■ **Data records**
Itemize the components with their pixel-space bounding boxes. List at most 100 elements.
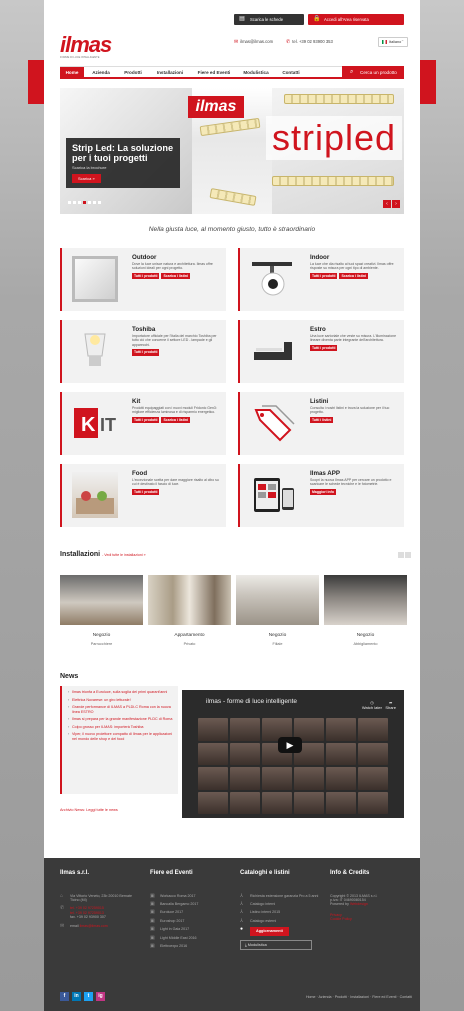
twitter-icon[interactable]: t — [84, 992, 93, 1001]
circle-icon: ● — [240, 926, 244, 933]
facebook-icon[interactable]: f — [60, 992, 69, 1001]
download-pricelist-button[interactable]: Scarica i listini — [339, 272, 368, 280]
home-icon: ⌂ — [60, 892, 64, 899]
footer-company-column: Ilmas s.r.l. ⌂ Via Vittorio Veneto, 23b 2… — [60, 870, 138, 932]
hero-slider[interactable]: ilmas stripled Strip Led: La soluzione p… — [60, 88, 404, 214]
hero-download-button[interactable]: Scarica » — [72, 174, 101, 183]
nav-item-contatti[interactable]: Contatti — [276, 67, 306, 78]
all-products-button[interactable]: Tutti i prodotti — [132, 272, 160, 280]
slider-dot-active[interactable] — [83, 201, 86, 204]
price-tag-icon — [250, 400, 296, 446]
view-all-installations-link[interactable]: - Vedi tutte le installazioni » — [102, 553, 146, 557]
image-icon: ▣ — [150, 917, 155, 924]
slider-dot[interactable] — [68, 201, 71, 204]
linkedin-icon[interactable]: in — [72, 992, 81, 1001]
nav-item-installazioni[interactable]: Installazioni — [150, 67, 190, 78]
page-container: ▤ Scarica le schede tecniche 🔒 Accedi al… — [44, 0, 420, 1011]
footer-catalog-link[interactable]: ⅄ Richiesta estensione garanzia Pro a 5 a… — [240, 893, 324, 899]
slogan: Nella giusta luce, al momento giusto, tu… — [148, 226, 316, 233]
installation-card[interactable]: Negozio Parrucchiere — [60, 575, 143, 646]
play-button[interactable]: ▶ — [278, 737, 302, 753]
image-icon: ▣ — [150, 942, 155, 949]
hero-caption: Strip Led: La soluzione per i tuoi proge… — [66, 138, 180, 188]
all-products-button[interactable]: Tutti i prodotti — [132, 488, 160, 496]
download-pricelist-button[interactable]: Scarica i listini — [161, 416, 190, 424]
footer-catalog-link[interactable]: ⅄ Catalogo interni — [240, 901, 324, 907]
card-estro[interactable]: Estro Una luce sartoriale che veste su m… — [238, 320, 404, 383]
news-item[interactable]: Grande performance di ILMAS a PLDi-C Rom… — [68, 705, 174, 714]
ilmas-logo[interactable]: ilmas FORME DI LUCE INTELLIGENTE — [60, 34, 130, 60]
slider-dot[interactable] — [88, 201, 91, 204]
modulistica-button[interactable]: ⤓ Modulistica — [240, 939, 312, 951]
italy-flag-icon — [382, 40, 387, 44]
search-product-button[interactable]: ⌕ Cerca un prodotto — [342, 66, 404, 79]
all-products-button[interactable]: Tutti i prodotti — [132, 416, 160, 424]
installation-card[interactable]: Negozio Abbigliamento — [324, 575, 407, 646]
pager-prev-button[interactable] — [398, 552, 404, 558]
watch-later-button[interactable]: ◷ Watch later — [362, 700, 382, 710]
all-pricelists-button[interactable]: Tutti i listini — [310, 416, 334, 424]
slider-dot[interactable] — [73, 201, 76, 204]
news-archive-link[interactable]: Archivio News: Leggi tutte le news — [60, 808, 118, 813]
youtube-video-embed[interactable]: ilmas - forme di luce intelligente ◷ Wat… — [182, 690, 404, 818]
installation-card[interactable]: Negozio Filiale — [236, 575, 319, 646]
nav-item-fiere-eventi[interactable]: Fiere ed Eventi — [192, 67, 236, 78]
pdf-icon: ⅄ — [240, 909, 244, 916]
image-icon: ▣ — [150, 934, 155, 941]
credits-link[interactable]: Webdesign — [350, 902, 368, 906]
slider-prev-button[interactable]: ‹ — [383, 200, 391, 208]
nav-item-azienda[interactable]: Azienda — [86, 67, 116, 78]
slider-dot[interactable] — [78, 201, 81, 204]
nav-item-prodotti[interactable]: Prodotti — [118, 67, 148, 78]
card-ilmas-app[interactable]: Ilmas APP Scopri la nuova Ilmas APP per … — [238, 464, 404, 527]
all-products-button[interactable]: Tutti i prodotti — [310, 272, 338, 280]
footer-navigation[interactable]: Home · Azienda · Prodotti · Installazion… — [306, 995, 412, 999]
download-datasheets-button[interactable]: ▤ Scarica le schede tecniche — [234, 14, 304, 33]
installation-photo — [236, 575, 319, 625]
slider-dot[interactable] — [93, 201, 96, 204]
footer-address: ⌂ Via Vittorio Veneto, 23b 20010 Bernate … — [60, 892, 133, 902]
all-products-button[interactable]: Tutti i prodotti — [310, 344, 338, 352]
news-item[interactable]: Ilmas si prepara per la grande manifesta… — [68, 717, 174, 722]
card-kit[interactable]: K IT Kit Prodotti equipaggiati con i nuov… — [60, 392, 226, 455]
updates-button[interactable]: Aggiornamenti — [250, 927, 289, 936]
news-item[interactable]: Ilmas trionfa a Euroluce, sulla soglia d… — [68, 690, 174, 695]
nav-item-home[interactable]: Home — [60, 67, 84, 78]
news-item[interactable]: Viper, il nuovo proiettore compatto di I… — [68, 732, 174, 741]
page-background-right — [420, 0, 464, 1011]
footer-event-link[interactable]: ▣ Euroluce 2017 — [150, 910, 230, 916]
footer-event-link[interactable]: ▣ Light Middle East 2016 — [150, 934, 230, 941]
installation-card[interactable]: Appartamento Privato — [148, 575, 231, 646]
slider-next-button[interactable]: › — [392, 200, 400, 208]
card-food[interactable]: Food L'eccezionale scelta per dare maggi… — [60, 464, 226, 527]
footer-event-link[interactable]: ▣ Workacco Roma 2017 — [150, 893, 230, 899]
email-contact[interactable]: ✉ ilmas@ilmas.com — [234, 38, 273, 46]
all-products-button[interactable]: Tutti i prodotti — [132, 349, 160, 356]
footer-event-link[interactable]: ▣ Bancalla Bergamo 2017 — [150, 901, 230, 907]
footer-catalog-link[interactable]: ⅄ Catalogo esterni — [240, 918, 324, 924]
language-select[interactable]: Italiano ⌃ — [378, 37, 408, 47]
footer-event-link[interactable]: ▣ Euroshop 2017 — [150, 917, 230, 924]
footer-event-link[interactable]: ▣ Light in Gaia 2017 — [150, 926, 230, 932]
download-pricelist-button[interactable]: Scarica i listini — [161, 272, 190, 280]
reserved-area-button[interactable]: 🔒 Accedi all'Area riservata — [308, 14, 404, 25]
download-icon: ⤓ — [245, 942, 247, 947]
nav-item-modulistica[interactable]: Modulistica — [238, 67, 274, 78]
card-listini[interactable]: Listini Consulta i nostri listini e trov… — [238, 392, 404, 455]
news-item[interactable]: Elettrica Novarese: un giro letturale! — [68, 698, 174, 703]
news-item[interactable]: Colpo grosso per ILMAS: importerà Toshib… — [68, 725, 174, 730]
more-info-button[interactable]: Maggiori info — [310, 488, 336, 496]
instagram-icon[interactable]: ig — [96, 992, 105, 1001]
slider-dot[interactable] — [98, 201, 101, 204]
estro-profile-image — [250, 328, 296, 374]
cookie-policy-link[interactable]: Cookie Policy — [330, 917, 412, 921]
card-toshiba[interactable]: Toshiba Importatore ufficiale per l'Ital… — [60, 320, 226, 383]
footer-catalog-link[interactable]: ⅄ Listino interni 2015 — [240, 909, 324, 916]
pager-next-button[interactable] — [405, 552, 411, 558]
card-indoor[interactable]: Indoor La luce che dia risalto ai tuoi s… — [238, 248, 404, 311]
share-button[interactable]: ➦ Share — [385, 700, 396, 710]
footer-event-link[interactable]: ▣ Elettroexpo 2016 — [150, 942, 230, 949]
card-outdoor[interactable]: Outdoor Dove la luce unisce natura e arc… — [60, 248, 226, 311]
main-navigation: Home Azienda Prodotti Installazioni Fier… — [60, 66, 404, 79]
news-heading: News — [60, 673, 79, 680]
==
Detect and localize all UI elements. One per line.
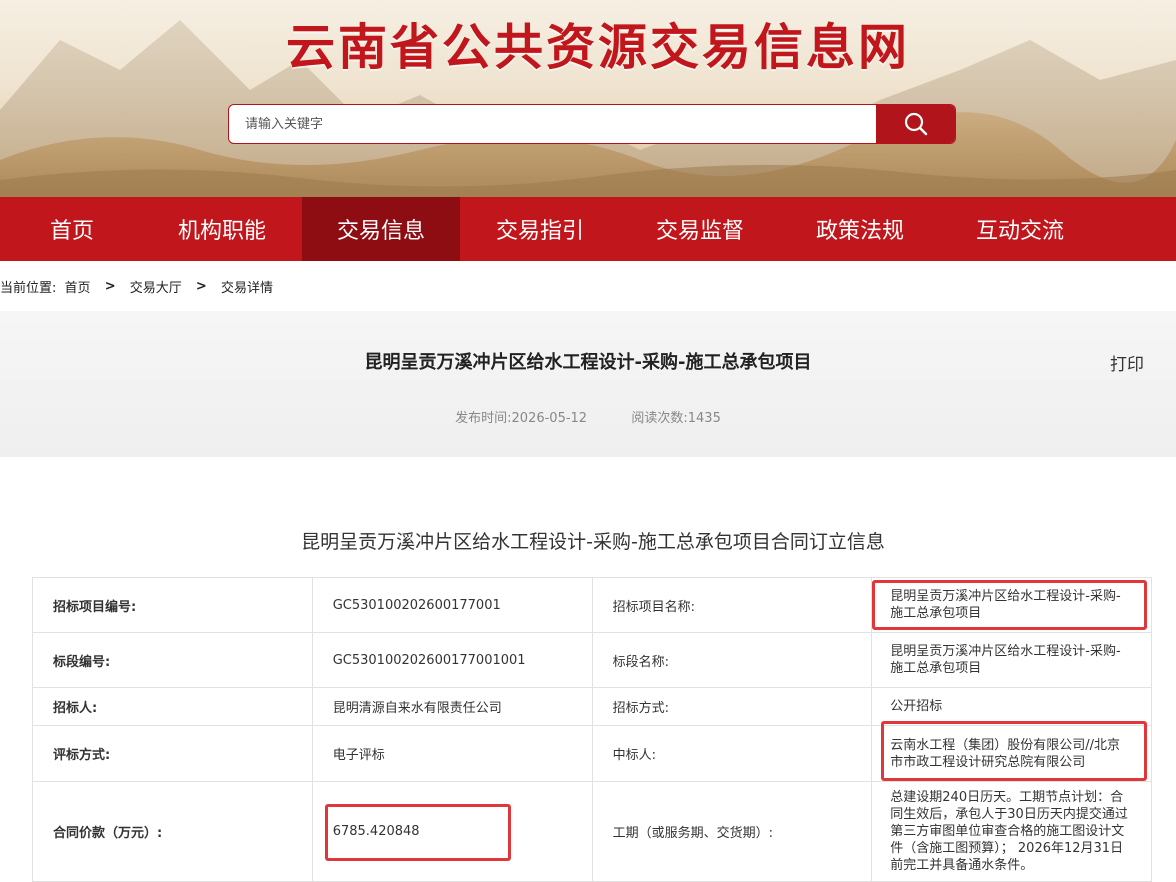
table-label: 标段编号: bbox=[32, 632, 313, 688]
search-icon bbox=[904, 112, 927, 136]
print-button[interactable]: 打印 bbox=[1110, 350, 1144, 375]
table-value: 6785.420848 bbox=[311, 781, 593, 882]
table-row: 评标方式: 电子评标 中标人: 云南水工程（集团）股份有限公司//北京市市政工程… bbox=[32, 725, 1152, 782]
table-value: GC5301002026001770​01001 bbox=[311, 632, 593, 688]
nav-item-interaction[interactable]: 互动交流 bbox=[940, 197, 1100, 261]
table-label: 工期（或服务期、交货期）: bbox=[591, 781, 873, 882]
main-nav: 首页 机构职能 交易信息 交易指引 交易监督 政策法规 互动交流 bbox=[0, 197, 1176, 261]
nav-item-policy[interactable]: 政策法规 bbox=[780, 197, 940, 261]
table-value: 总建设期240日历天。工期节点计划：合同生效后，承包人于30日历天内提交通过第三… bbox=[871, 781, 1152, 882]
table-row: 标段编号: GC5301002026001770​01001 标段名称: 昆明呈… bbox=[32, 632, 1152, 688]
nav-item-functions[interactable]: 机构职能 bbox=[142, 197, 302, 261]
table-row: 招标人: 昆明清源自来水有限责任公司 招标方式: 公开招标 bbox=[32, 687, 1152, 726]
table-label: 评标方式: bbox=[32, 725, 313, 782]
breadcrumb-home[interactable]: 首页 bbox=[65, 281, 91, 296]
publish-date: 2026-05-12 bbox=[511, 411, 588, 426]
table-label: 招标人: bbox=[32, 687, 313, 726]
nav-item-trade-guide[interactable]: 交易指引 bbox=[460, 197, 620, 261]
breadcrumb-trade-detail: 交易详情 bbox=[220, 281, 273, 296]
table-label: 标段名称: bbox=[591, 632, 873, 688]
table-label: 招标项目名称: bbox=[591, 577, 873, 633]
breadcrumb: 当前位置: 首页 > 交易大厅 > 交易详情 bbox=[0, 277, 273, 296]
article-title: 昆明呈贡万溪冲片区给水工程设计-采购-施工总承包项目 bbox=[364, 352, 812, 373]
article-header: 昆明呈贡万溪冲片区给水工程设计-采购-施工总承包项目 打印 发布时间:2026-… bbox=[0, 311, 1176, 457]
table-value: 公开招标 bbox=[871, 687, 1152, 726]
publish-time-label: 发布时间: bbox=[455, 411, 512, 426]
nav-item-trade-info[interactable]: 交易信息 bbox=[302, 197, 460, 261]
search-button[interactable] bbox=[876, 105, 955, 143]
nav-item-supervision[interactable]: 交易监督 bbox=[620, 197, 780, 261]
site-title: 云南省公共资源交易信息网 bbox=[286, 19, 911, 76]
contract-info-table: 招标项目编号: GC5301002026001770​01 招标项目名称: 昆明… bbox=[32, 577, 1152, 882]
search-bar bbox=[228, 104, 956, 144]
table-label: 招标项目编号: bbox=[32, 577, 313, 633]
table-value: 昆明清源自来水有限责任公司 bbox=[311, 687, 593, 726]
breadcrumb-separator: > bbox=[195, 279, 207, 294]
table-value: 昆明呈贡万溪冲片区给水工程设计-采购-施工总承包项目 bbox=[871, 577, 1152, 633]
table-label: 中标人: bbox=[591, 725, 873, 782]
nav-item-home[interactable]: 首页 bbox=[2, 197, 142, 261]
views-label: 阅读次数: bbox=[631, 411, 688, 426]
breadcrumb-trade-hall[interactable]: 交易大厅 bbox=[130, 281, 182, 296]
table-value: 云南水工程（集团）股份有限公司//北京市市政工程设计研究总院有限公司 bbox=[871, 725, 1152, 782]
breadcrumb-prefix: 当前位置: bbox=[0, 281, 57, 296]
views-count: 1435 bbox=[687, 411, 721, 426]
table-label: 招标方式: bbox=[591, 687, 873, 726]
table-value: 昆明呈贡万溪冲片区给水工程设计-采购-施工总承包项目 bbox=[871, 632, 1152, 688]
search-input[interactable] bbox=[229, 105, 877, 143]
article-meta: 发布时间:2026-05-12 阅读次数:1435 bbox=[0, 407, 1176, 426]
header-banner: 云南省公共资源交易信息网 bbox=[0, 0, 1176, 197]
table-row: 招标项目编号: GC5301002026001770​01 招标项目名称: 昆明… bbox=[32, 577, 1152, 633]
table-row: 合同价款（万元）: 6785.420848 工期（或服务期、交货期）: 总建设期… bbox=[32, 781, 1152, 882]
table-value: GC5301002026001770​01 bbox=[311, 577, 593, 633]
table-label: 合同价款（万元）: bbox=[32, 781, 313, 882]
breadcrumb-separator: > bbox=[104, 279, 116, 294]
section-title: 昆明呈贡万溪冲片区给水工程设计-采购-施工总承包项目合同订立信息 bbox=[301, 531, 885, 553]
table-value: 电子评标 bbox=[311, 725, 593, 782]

■ **Given request**
Copy the lines word for word, from the line that contains "table-label: 标段编号: bbox=[32, 632, 313, 688]" through the line that contains "site-title: 云南省公共资源交易信息网 bbox=[286, 19, 911, 76]", including both of those lines.

■ **Complete answer**
table-label: 标段编号: bbox=[32, 632, 313, 688]
search-icon bbox=[904, 112, 927, 136]
print-button[interactable]: 打印 bbox=[1110, 350, 1144, 375]
table-value: 6785.420848 bbox=[311, 781, 593, 882]
table-row: 评标方式: 电子评标 中标人: 云南水工程（集团）股份有限公司//北京市市政工程… bbox=[32, 725, 1152, 782]
table-value: GC5301002026001770​01001 bbox=[311, 632, 593, 688]
nav-item-interaction[interactable]: 互动交流 bbox=[940, 197, 1100, 261]
table-label: 工期（或服务期、交货期）: bbox=[591, 781, 873, 882]
main-nav: 首页 机构职能 交易信息 交易指引 交易监督 政策法规 互动交流 bbox=[0, 197, 1176, 261]
nav-item-policy[interactable]: 政策法规 bbox=[780, 197, 940, 261]
table-value: 总建设期240日历天。工期节点计划：合同生效后，承包人于30日历天内提交通过第三… bbox=[871, 781, 1152, 882]
table-row: 标段编号: GC5301002026001770​01001 标段名称: 昆明呈… bbox=[32, 632, 1152, 688]
nav-item-functions[interactable]: 机构职能 bbox=[142, 197, 302, 261]
table-row: 招标人: 昆明清源自来水有限责任公司 招标方式: 公开招标 bbox=[32, 687, 1152, 726]
table-label: 评标方式: bbox=[32, 725, 313, 782]
breadcrumb-home[interactable]: 首页 bbox=[65, 281, 91, 296]
publish-date: 2026-05-12 bbox=[511, 411, 588, 426]
table-label: 招标人: bbox=[32, 687, 313, 726]
nav-item-trade-guide[interactable]: 交易指引 bbox=[460, 197, 620, 261]
breadcrumb-trade-detail: 交易详情 bbox=[220, 281, 273, 296]
table-label: 标段名称: bbox=[591, 632, 873, 688]
table-label: 招标项目名称: bbox=[591, 577, 873, 633]
breadcrumb: 当前位置: 首页 > 交易大厅 > 交易详情 bbox=[0, 277, 273, 296]
article-title: 昆明呈贡万溪冲片区给水工程设计-采购-施工总承包项目 bbox=[364, 352, 812, 373]
article-header: 昆明呈贡万溪冲片区给水工程设计-采购-施工总承包项目 打印 发布时间:2026-… bbox=[0, 311, 1176, 457]
table-value: 公开招标 bbox=[871, 687, 1152, 726]
publish-time-label: 发布时间: bbox=[455, 411, 512, 426]
nav-item-trade-info[interactable]: 交易信息 bbox=[302, 197, 460, 261]
search-button[interactable] bbox=[876, 105, 955, 143]
nav-item-supervision[interactable]: 交易监督 bbox=[620, 197, 780, 261]
site-title: 云南省公共资源交易信息网 bbox=[286, 19, 911, 76]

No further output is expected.